-------- Information shown

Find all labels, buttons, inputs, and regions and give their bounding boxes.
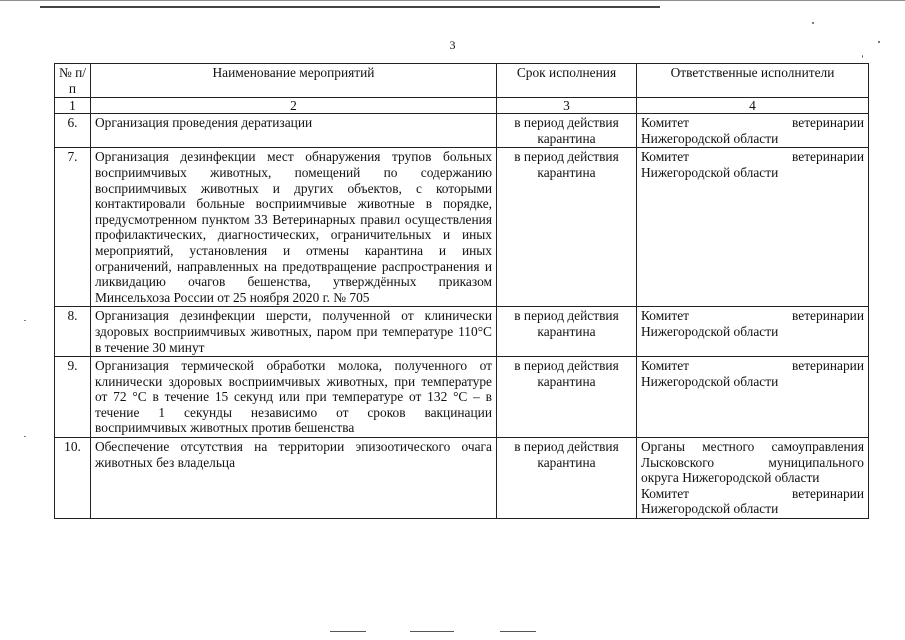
measure-name: Организация термической обработки молока, полученного от клинически здоровых восприимчивых животных, при температуре от 72 °С в течение 15 секунд или при температуре от 132 °С – в течение 1 секунды независимо от сроков вакцинации восприимчивых животных против бешенства	[91, 357, 497, 438]
measure-name: Организация дезинфекции шерсти, полученной от клинически здоровых восприимчивых животных, паром при температуре 110°С в течение 30 минут	[91, 307, 497, 357]
scan-speck	[862, 55, 863, 58]
header-measure-name: Наименование мероприятий	[91, 64, 497, 98]
table-row	[55, 438, 869, 519]
responsible-line: Комитет ветеринарии	[641, 485, 864, 501]
row-number: 8.	[55, 307, 91, 357]
responsible-line: Нижегородской области	[641, 130, 779, 146]
measure-responsible	[637, 114, 869, 148]
measure-term: в период действия карантина	[497, 114, 637, 148]
scan-artifact-line	[0, 0, 905, 1]
responsible-line: округа Нижегородской области	[641, 470, 820, 486]
scan-speck	[24, 436, 26, 437]
header-term: Срок исполнения	[497, 64, 637, 98]
column-number: 2	[91, 98, 497, 114]
responsible-line: Нижегородской области	[641, 164, 779, 180]
measure-term: в период действия карантина	[497, 438, 637, 519]
column-number-row	[55, 98, 869, 114]
responsible-line: Комитет ветеринарии	[641, 115, 864, 131]
responsible-line: Нижегородской области	[641, 501, 779, 517]
responsible-line: Комитет ветеринарии	[641, 308, 864, 324]
page-number: 3	[449, 38, 456, 52]
responsible-line: Нижегородской области	[641, 323, 779, 339]
row-number: 7.	[55, 148, 91, 307]
header-responsible: Ответственные исполнители	[637, 64, 869, 98]
column-number: 1	[55, 98, 91, 114]
measure-name: Организация дезинфекции мест обнаружения трупов больных восприимчивых животных, помещений по содержанию восприимчивых животных и других объектов, с которыми контактировали больные восприимчивые животные в порядке, предусмотренном пунктом 33 Ветеринарных правил осуществления профилактических, диагностических, ограничительных и иных мероприятий, установления и отмены карантина и иных ограничений, направленных на предотвращение распространения и ликвидацию очагов бешенства, утверждённых приказом Минсельхоза России от 25 ноября 2020 г. № 705	[91, 148, 497, 307]
column-number: 4	[637, 98, 869, 114]
measure-responsible	[637, 438, 869, 519]
measure-term: в период действия карантина	[497, 357, 637, 438]
scan-artifact-line	[410, 631, 454, 632]
measure-responsible	[637, 357, 869, 438]
scan-speck	[24, 320, 26, 321]
responsible-line: Органы местного самоуправления	[641, 439, 864, 455]
table-row	[55, 357, 869, 438]
table-row	[55, 307, 869, 357]
column-number: 3	[497, 98, 637, 114]
measure-responsible	[637, 307, 869, 357]
header-number: № п/п	[55, 64, 91, 98]
scan-artifact-line	[500, 631, 536, 632]
row-number: 10.	[55, 438, 91, 519]
responsible-line: Нижегородской области	[641, 373, 779, 389]
table-row	[55, 148, 869, 307]
scan-artifact-line	[40, 6, 660, 8]
measure-name: Организация проведения дератизации	[91, 114, 497, 148]
measure-term: в период действия карантина	[497, 148, 637, 307]
responsible-line: Лысковского муниципального	[641, 454, 864, 470]
table-header-row	[55, 64, 869, 98]
measure-name: Обеспечение отсутствия на территории эпизоотического очага животных без владельца	[91, 438, 497, 519]
table-row	[55, 114, 869, 148]
scan-artifact-line	[330, 631, 366, 632]
row-number: 9.	[55, 357, 91, 438]
measure-term: в период действия карантина	[497, 307, 637, 357]
responsible-line: Комитет ветеринарии	[641, 358, 864, 374]
responsible-line: Комитет ветеринарии	[641, 149, 864, 165]
measures-table	[54, 63, 869, 519]
measure-responsible	[637, 148, 869, 307]
row-number: 6.	[55, 114, 91, 148]
scan-speck	[812, 22, 814, 24]
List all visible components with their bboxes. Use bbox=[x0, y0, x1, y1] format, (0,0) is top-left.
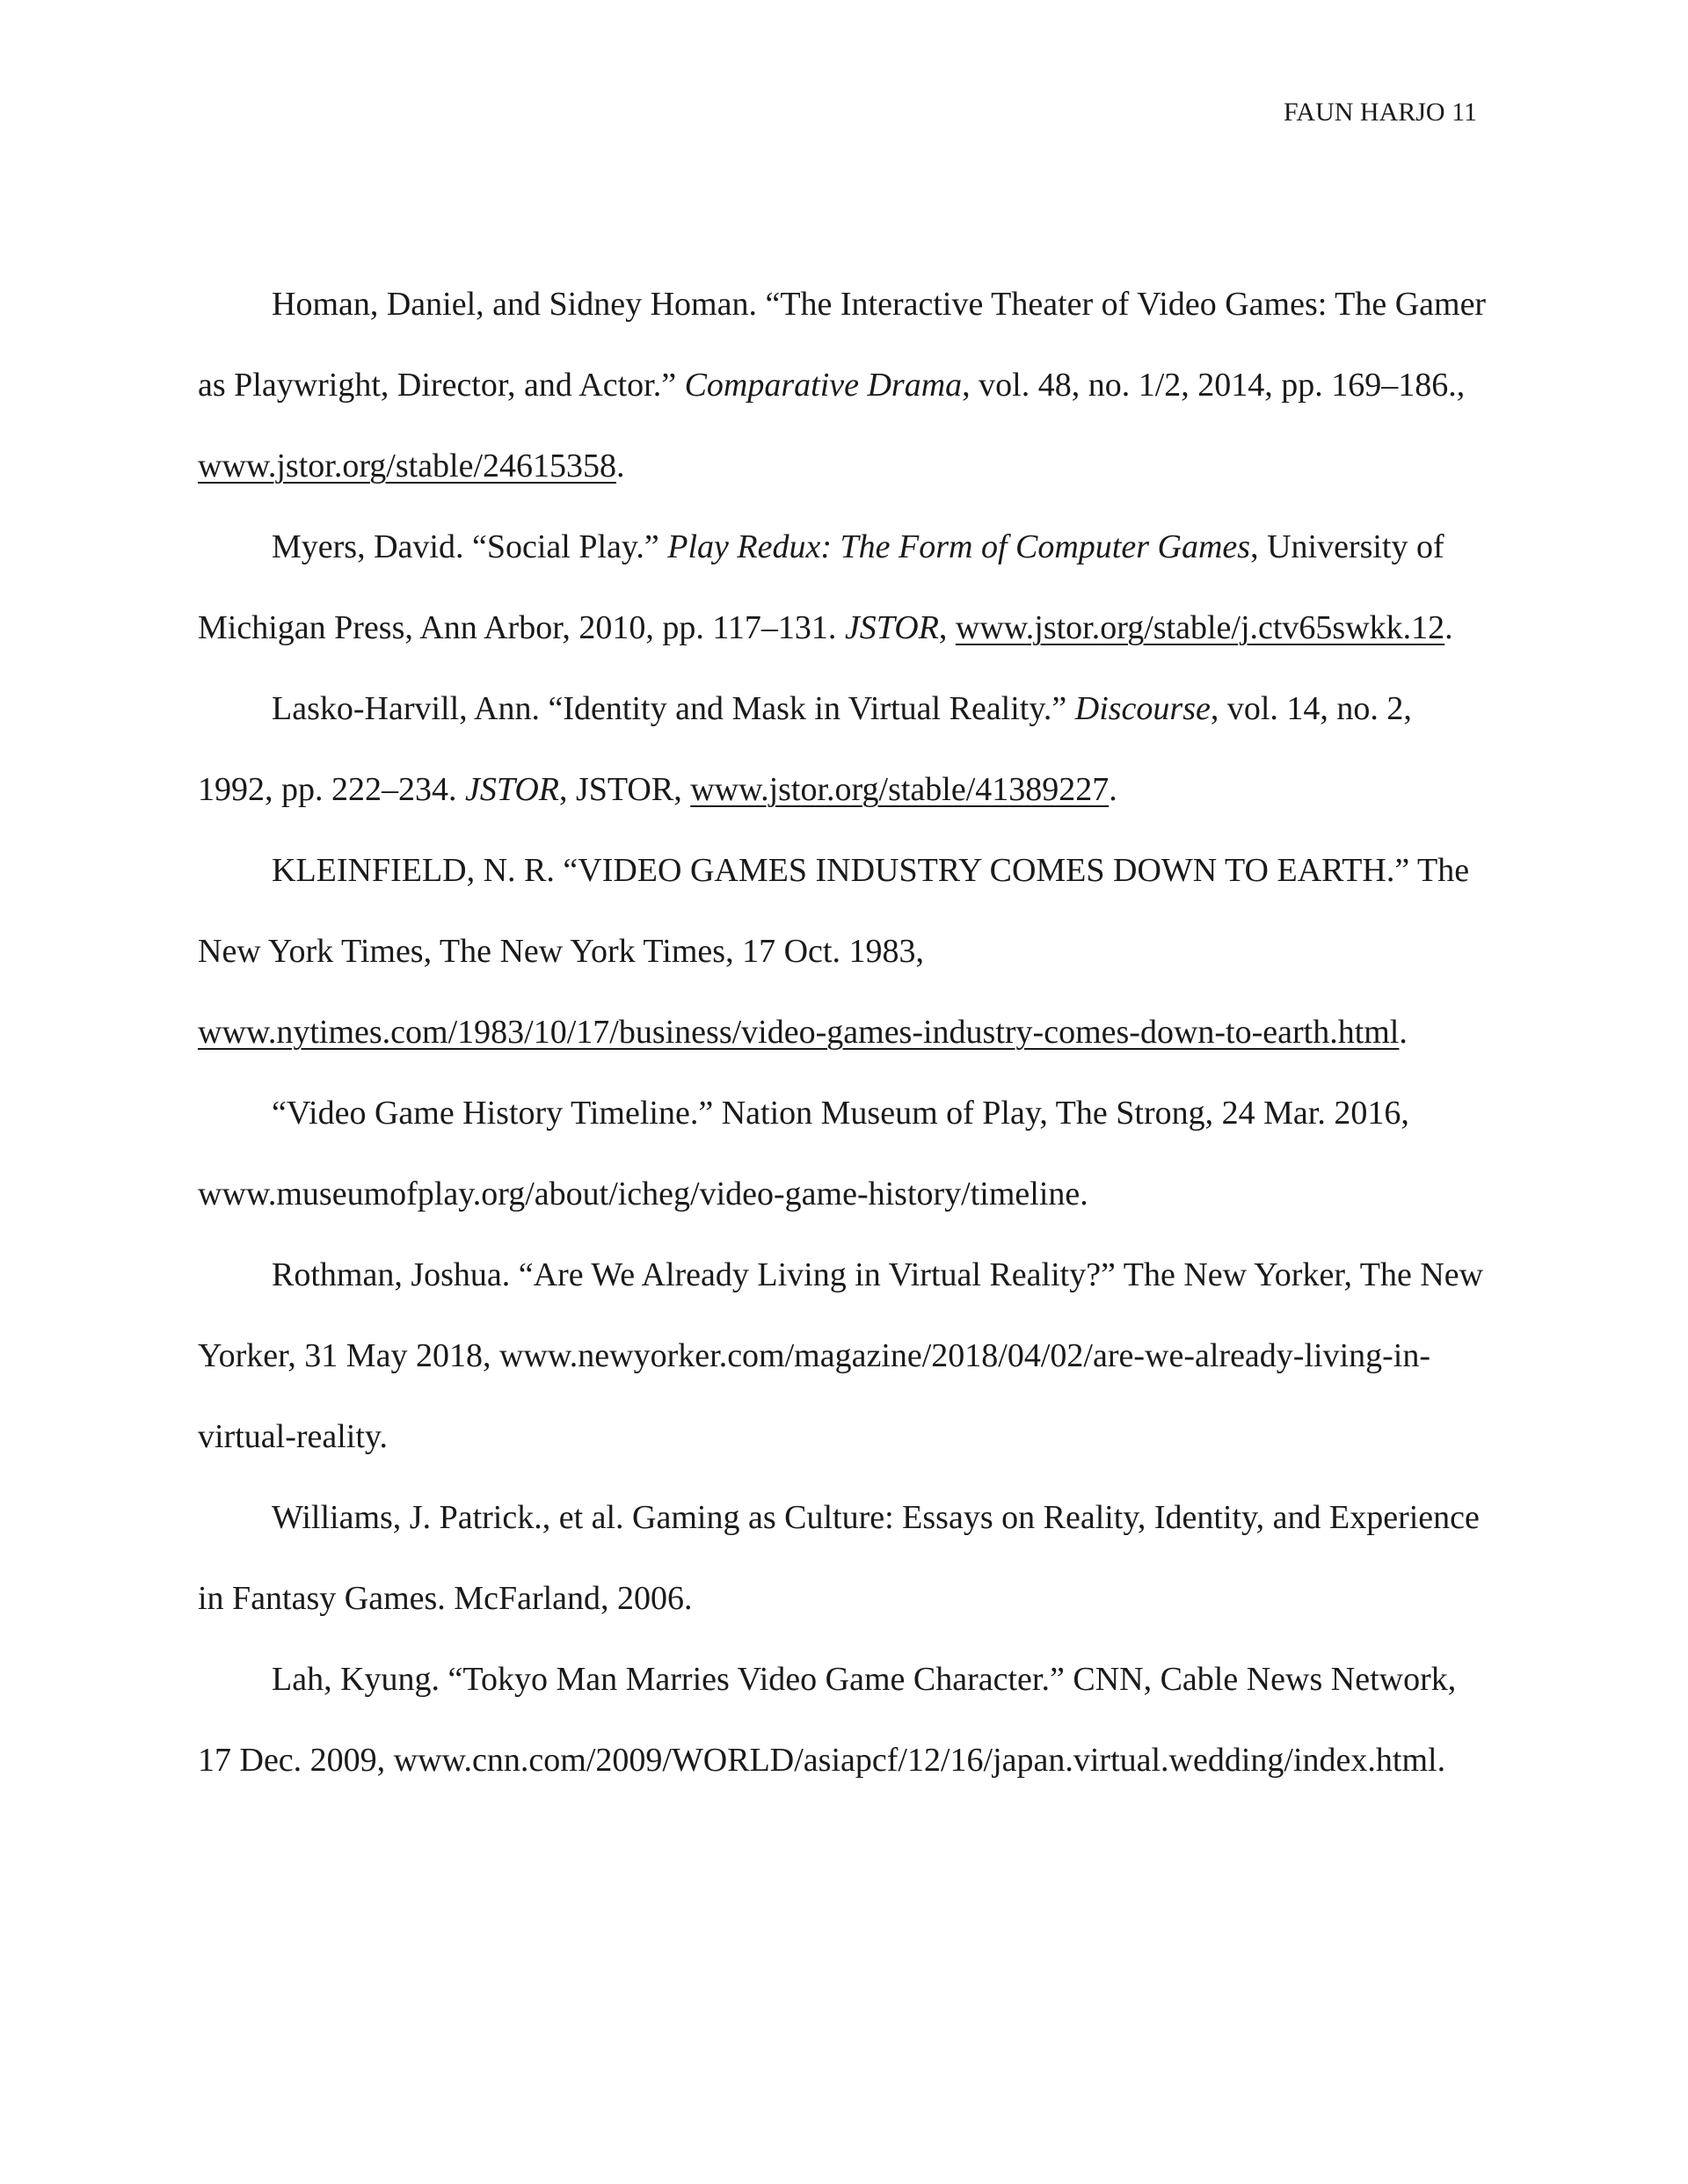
citation-text: Williams, J. Patrick., et al. Gaming as Culture: Essays on Reality, Identity, and Experience in Fantasy Games. McFarland, 2006. bbox=[198, 1499, 1480, 1617]
citation-details: , University of Michigan Press, Ann Arbor, 2010, pp. 117–131. bbox=[198, 528, 1444, 646]
citation-text: “Video Game History Timeline.” Nation Museum of Play, The Strong, 24 Mar. 2016, www.museumofplay.org/about/icheg/video-game-history/timeline. bbox=[198, 1095, 1409, 1212]
citation-container: Comparative Drama bbox=[684, 367, 963, 404]
citation-entry-myers bbox=[198, 506, 1490, 668]
citation-database: JSTOR bbox=[844, 609, 939, 646]
citation-text: Lah, Kyung. “Tokyo Man Marries Video Game Character.” CNN, Cable News Network, 17 Dec. 2009, www.cnn.com/2009/WORLD/asiapcf/12/16/japan.virtual.wedding/index.html. bbox=[198, 1661, 1457, 1779]
citation-link[interactable]: www.jstor.org/stable/j.ctv65swkk.12 bbox=[955, 609, 1445, 646]
citation-link[interactable]: www.nytimes.com/1983/10/17/business/video-games-industry-comes-down-to-earth.html bbox=[198, 1014, 1400, 1051]
citation-details: , vol. 14, no. 2, 1992, pp. 222–234. bbox=[198, 690, 1412, 808]
citation-link[interactable]: www.jstor.org/stable/41389227 bbox=[690, 771, 1110, 808]
citation-database-separator: , bbox=[938, 609, 956, 646]
citation-text: KLEINFIELD, N. R. “VIDEO GAMES INDUSTRY COMES DOWN TO EARTH.” The New York Times, The New York Times, 17 Oct. 1983, bbox=[198, 852, 1470, 970]
citation-link[interactable]: www.jstor.org/stable/24615358 bbox=[198, 448, 617, 484]
works-cited-list bbox=[198, 264, 1490, 1801]
citation-end: . bbox=[1109, 771, 1117, 808]
citation-authors: Homan, Daniel, and Sidney Homan. bbox=[272, 286, 766, 323]
running-head: FAUN HARJO 11 bbox=[1283, 98, 1477, 127]
citation-title: “Social Play.” bbox=[471, 528, 668, 565]
citation-database: JSTOR bbox=[465, 771, 559, 808]
citation-authors: Myers, David. bbox=[272, 528, 472, 565]
citation-entry-kleinfield bbox=[198, 830, 1490, 1073]
citation-title: “The Interactive Theater of Video Games: The Gamer as Playwright, Director, and Actor.” bbox=[198, 286, 1487, 404]
citation-details: , vol. 48, no. 1/2, 2014, pp. 169–186., bbox=[962, 367, 1466, 404]
citation-entry-homan bbox=[198, 264, 1490, 506]
citation-container: Discourse bbox=[1074, 690, 1211, 727]
citation-container: Play Redux: The Form of Computer Games bbox=[667, 528, 1251, 565]
citation-entry-museum-of-play bbox=[198, 1073, 1490, 1234]
citation-end: . bbox=[616, 448, 625, 484]
citation-entry-lah bbox=[198, 1639, 1490, 1801]
citation-entry-rothman bbox=[198, 1234, 1490, 1477]
citation-entry-lasko-harvill bbox=[198, 668, 1490, 830]
citation-authors: Lasko-Harvill, Ann. bbox=[272, 690, 549, 727]
citation-end: . bbox=[1444, 609, 1453, 646]
citation-text: Rothman, Joshua. “Are We Already Living in Virtual Reality?” The New Yorker, The New Yorker, 31 May 2018, www.newyorker.com/magazine/2018/04/02/are-we-already-living-in-virtual-reality. bbox=[198, 1256, 1484, 1455]
citation-entry-williams bbox=[198, 1477, 1490, 1639]
citation-end: . bbox=[1399, 1014, 1408, 1051]
citation-database-separator: , JSTOR, bbox=[558, 771, 691, 808]
citation-title: “Identity and Mask in Virtual Reality.” bbox=[548, 690, 1075, 727]
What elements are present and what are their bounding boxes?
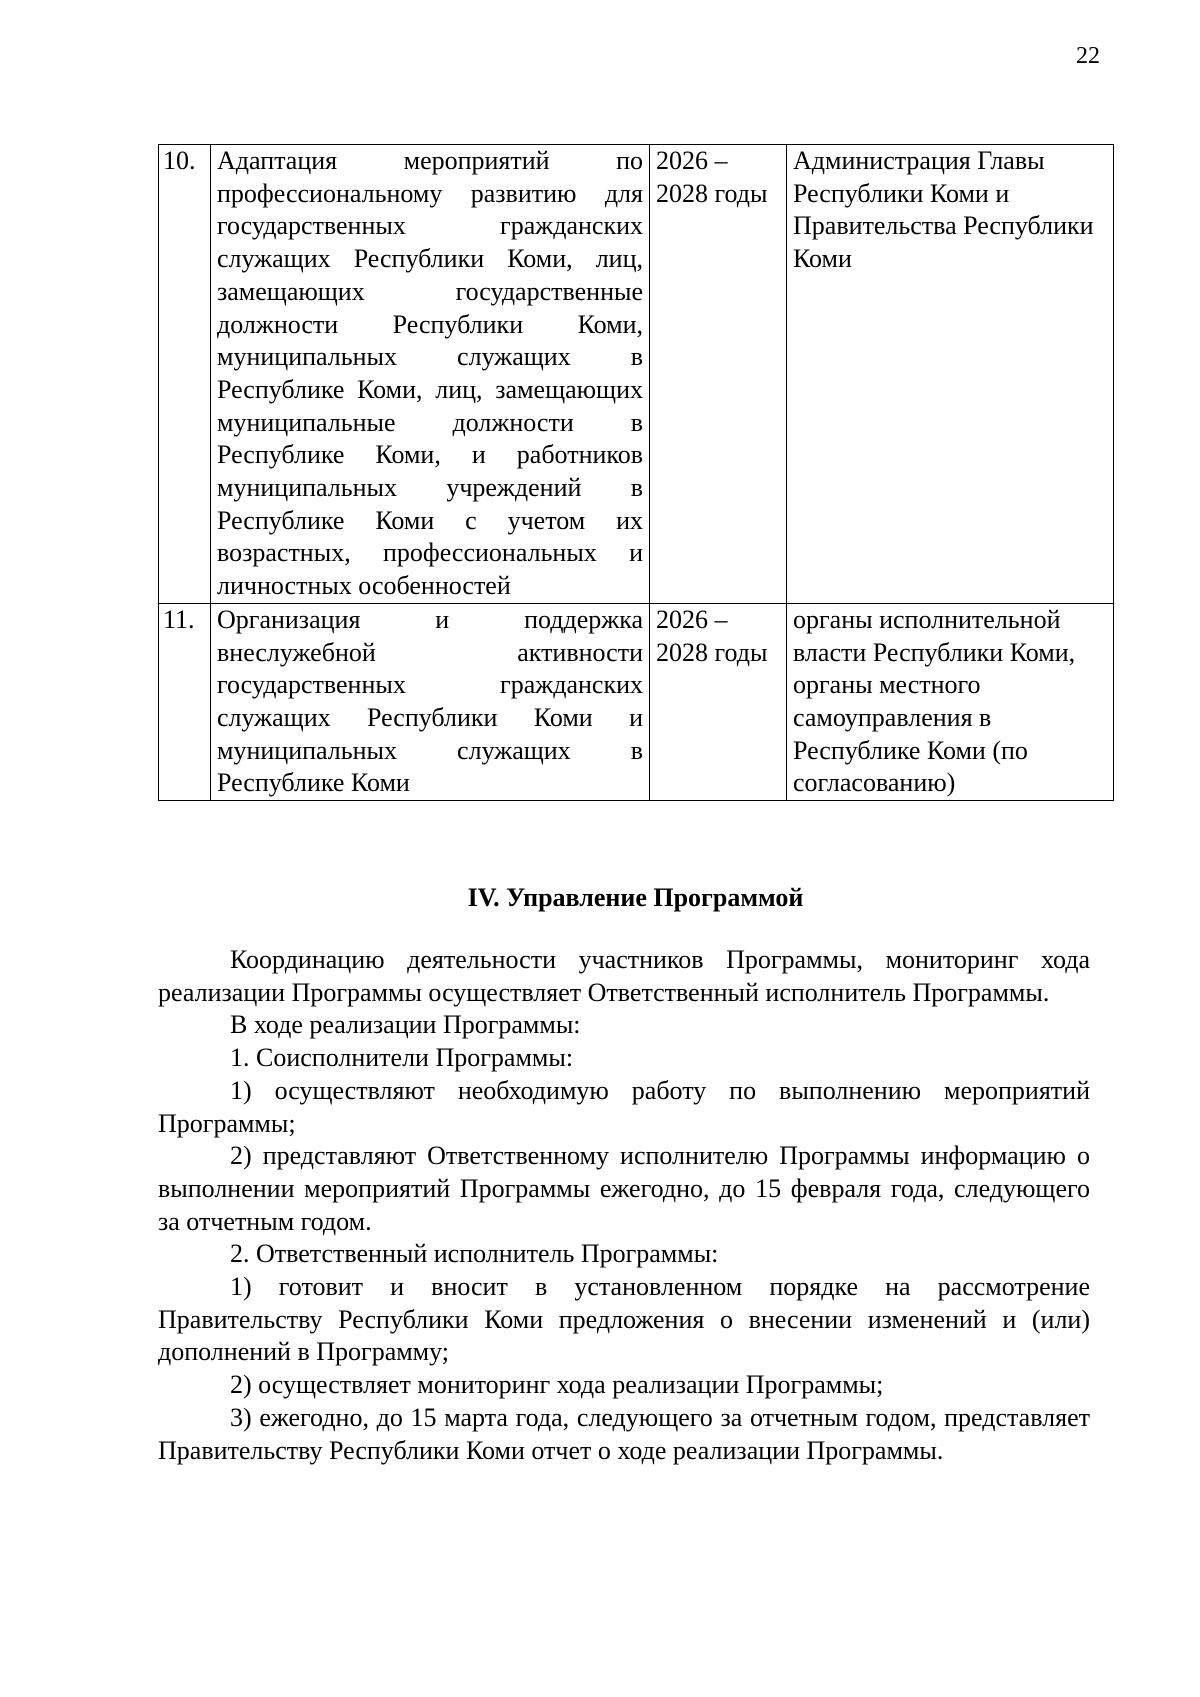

----------------

Short problem => Starting at the line that contains "citation-text: Williams, J." and stopping after the line that contains "citation-details: , University", write those data lines out again with "Essays" switched to "Studies" and nothing else altered.

Solution to this problem =>
citation-text: Williams, J. Patrick., et al. Gaming as Culture: Studies on Reality, Identity, and Experience in Fantasy Games. McFarland, 2006. bbox=[198, 1499, 1480, 1617]
citation-details: , University of Michigan Press, Ann Arbor, 2010, pp. 117–131. bbox=[198, 528, 1444, 646]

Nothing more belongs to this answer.